• _Task instructions_:
Count every line that has the word "problem". Give the number, without anything more.

-------------------------

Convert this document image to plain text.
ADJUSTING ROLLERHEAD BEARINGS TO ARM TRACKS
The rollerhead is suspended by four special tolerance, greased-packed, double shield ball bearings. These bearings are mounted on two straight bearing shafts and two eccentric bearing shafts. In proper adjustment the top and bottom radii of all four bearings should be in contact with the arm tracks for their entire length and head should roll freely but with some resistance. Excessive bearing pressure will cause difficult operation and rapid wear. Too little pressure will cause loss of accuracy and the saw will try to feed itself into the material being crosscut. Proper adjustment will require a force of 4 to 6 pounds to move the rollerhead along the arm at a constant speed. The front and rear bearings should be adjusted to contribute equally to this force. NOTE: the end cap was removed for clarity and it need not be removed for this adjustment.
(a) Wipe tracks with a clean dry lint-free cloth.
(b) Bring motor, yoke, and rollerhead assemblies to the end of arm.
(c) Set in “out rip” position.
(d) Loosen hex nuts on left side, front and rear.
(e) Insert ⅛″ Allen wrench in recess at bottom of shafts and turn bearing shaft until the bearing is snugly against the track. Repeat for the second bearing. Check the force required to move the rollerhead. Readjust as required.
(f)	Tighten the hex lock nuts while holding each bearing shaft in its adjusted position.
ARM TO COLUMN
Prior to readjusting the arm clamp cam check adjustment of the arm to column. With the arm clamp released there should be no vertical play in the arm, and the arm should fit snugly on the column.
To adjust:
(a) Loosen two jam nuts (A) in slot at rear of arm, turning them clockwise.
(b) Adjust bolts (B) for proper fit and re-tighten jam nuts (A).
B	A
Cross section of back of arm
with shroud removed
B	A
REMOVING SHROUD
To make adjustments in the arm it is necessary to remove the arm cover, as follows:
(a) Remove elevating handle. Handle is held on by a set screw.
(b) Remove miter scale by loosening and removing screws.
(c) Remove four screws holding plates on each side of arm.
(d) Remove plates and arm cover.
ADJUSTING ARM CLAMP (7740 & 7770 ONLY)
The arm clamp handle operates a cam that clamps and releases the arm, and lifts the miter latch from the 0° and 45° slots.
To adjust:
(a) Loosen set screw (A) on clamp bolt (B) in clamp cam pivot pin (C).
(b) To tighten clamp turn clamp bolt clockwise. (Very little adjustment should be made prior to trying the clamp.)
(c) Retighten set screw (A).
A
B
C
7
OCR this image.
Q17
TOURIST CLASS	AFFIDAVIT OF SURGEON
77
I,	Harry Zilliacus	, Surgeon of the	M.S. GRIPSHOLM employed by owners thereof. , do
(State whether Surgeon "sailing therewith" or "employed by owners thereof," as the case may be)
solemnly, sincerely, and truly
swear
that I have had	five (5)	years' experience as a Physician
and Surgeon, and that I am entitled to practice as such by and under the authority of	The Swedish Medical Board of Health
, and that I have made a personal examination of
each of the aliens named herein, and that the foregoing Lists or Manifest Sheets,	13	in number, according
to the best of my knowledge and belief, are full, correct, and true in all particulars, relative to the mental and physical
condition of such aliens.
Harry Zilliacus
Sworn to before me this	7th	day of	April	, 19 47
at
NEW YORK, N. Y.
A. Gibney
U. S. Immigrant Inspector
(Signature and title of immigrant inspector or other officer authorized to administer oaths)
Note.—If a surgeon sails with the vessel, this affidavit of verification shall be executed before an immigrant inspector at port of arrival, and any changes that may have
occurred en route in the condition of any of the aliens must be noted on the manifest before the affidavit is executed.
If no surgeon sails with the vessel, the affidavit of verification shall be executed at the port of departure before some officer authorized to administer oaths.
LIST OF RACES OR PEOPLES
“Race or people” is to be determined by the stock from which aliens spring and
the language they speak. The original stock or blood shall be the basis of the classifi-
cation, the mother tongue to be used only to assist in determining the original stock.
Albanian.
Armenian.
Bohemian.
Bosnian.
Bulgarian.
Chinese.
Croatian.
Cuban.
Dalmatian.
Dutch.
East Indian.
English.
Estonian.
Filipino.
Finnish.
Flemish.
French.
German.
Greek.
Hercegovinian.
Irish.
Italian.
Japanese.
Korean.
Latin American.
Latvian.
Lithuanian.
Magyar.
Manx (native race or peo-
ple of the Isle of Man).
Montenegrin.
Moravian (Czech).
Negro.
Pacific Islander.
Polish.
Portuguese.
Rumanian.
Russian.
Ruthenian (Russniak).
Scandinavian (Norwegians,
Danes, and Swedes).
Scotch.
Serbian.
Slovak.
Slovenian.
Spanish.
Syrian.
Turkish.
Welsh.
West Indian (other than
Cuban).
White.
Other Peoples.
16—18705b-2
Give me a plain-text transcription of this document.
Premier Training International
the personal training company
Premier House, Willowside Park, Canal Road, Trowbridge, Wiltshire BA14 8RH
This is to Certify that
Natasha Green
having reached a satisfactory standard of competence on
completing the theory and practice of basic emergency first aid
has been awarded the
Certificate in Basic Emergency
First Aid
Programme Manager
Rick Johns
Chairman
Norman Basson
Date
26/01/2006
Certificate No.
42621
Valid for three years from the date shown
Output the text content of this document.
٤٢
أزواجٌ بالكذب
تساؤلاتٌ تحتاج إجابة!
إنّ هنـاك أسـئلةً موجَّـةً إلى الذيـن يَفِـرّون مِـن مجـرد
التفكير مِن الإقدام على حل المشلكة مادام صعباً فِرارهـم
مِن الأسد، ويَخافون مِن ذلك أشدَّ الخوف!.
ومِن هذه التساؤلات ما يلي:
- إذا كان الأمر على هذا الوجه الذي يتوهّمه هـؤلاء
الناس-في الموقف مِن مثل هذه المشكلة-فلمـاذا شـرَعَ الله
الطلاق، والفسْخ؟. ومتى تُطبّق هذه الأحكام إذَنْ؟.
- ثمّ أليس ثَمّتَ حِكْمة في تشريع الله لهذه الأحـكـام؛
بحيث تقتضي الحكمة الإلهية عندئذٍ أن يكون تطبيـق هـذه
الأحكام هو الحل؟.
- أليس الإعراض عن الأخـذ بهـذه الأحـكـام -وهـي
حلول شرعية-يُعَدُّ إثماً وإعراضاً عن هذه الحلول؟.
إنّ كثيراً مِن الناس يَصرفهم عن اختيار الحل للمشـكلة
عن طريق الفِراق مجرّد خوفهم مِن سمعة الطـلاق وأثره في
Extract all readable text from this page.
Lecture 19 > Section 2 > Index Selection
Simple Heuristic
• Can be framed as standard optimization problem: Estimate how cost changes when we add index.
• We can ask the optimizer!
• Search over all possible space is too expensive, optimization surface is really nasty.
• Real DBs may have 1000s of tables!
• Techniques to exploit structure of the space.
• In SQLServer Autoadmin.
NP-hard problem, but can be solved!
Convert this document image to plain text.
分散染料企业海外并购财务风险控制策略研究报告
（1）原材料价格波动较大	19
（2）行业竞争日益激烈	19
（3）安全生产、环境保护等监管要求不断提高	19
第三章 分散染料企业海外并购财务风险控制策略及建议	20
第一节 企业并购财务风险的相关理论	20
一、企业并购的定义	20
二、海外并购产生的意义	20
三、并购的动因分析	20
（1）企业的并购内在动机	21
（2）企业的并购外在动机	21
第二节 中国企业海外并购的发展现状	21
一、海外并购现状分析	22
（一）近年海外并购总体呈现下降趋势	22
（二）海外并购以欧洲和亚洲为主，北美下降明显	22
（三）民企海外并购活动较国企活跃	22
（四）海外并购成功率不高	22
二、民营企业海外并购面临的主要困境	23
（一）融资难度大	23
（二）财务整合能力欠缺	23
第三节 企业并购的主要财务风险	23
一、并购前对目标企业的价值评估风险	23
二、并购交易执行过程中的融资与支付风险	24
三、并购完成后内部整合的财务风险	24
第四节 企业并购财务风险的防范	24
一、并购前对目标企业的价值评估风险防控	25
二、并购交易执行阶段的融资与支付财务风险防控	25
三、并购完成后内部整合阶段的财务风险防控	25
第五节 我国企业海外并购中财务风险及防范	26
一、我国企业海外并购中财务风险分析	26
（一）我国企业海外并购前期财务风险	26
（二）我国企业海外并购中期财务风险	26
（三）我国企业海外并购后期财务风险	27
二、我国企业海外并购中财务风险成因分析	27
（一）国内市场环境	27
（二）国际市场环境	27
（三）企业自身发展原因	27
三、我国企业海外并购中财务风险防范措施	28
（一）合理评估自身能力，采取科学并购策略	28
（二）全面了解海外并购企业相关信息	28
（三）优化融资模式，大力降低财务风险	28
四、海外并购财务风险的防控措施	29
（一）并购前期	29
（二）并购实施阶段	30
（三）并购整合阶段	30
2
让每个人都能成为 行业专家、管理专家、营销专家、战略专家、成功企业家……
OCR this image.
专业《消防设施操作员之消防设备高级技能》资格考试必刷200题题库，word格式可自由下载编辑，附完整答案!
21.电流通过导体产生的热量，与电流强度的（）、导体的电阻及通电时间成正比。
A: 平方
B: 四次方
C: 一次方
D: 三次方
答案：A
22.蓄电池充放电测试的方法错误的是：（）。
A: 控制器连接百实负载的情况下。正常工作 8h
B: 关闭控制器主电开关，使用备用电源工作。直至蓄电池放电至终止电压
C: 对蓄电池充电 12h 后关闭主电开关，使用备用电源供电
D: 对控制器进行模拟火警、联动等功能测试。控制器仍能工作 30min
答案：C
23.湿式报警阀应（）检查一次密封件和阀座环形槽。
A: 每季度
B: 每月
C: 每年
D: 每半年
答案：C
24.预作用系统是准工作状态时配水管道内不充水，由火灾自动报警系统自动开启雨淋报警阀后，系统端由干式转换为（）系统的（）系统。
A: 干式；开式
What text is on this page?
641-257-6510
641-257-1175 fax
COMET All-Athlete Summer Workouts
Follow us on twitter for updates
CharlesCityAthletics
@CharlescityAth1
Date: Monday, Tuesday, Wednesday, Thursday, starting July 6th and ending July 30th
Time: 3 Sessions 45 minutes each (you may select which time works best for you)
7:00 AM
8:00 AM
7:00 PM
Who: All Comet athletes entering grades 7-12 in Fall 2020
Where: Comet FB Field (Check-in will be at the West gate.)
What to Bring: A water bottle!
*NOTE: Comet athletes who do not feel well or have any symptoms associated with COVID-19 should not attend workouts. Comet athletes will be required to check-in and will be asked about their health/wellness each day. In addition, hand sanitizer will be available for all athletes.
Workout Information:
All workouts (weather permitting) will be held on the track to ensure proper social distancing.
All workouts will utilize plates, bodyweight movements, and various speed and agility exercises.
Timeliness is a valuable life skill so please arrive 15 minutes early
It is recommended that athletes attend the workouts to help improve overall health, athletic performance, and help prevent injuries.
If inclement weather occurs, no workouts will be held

-------------------------

• _Expected answer_:
2